◆ What to do ◆
Copy every line, leaving nothing out and adding nothing.
##### Task data #####
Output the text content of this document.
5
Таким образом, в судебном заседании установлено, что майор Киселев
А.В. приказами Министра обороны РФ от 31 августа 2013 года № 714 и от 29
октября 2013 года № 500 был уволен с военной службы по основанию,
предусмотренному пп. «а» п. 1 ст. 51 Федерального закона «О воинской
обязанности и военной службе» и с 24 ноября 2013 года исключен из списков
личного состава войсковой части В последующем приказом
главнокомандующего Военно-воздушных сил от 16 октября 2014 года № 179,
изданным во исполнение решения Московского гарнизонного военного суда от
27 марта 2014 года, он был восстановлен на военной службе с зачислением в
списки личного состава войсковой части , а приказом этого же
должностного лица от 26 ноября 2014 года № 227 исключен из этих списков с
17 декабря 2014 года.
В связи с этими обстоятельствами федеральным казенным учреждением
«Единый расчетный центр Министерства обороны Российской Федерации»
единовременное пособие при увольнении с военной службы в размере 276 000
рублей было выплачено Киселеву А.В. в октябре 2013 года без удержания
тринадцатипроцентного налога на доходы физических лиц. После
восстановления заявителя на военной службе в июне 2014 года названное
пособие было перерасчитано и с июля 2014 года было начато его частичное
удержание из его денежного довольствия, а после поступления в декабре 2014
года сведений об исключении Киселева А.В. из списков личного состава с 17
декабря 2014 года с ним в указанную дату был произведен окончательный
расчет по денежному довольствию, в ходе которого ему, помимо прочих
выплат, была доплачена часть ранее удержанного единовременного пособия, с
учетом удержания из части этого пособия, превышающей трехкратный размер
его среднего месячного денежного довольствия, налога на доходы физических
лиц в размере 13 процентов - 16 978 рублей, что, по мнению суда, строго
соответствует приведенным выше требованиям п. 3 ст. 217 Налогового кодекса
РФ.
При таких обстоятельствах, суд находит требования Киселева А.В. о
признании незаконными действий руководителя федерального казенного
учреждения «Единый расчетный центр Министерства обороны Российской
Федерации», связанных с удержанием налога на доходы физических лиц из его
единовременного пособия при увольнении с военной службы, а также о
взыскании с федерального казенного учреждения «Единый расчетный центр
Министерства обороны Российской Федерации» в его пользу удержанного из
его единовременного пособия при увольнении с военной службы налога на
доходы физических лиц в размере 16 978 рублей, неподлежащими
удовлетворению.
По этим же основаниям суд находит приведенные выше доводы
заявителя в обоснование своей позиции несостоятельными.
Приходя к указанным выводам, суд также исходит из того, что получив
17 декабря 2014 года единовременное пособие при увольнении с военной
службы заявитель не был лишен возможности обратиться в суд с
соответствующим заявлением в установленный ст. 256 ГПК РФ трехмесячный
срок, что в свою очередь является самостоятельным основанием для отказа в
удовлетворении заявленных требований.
#####
◆ Task result ◆
Output the text content of this document.
5
Таким образом, в судебном заседании установлено, что майор Киселев
А.В. приказами Министра обороны РФ от 31 августа 2013 года № 714 и от 29
октября 2013 года № 500 был уволен с военной службы по основанию,
предусмотренному пп. «а» п. 1 ст. 51 Федерального закона «О воинской
обязанности и военной службе» и с 24 ноября 2013 года исключен из списков
личного состава войсковой части В последующем приказом
главнокомандующего Военно-воздушных сил от 16 октября 2014 года № 179,
изданным во исполнение решения Московского гарнизонного военного суда от
27 марта 2014 года, он был восстановлен на военной службе с зачислением в
списки личного состава войсковой части , а приказом этого же
должностного лица от 26 ноября 2014 года № 227 исключен из этих списков с
17 декабря 2014 года.
В связи с этими обстоятельствами федеральным казенным учреждением
«Единый расчетный центр Министерства обороны Российской Федерации»
единовременное пособие при увольнении с военной службы в размере 276 000
рублей было выплачено Киселеву А.В. в октябре 2013 года без удержания
тринадцатипроцентного налога на доходы физических лиц. После
восстановления заявителя на военной службе в июне 2014 года названное
пособие было перерасчитано и с июля 2014 года было начато его частичное
удержание из его денежного довольствия, а после поступления в декабре 2014
года сведений об исключении Киселева А.В. из списков личного состава с 17
декабря 2014 года с ним в указанную дату был произведен окончательный
расчет по денежному довольствию, в ходе которого ему, помимо прочих
выплат, была доплачена часть ранее удержанного единовременного пособия, с
учетом удержания из части этого пособия, превышающей трехкратный размер
его среднего месячного денежного довольствия, налога на доходы физических
лиц в размере 13 процентов - 16 978 рублей, что, по мнению суда, строго
соответствует приведенным выше требованиям п. 3 ст. 217 Налогового кодекса
РФ.
При таких обстоятельствах, суд находит требования Киселева А.В. о
признании незаконными действий руководителя федерального казенного
учреждения «Единый расчетный центр Министерства обороны Российской
Федерации», связанных с удержанием налога на доходы физических лиц из его
единовременного пособия при увольнении с военной службы, а также о
взыскании с федерального казенного учреждения «Единый расчетный центр
Министерства обороны Российской Федерации» в его пользу удержанного из
его единовременного пособия при увольнении с военной службы налога на
доходы физических лиц в размере 16 978 рублей, неподлежащими
удовлетворению.
По этим же основаниям суд находит приведенные выше доводы
заявителя в обоснование своей позиции несостоятельными.
Приходя к указанным выводам, суд также исходит из того, что получив
17 декабря 2014 года единовременное пособие при увольнении с военной
службы заявитель не был лишен возможности обратиться в суд с
соответствующим заявлением в установленный ст. 256 ГПК РФ трехмесячный
срок, что в свою очередь является самостоятельным основанием для отказа в
удовлетворении заявленных требований.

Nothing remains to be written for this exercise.